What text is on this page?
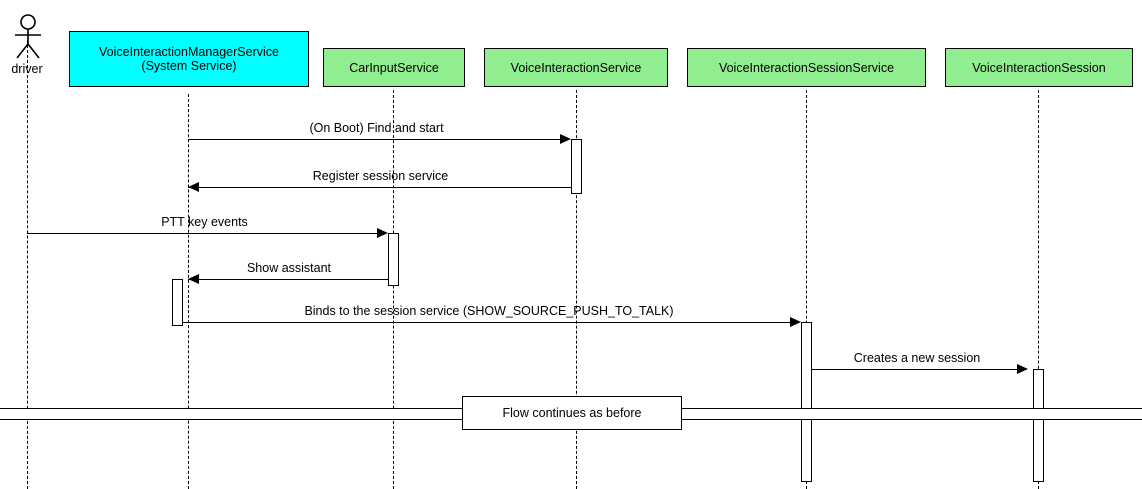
driver
VoiceInteractionManagerService
(System Service)	CarInputService	VoiceInteractionService	VoiceInteractionSessionService	VoiceInteractionSession
(On Boot) Find and start
Register session service
PTT key events
Show assistant
Binds to the session service (SHOW_SOURCE_PUSH_TO_TALK)
Creates a new session
Flow continues as before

= = = = = = =

• WHAT THE TASK REQUIRES
Repeat the listing above exactly, with no pictures.

• EXERCISE RESPONSE
What text is on this page?
driver
VoiceInteractionManagerService
(System Service)	CarInputService	VoiceInteractionService	VoiceInteractionSessionService	VoiceInteractionSession
(On Boot) Find and start
Register session service
PTT key events
Show assistant
Binds to the session service (SHOW_SOURCE_PUSH_TO_TALK)
Creates a new session
Flow continues as before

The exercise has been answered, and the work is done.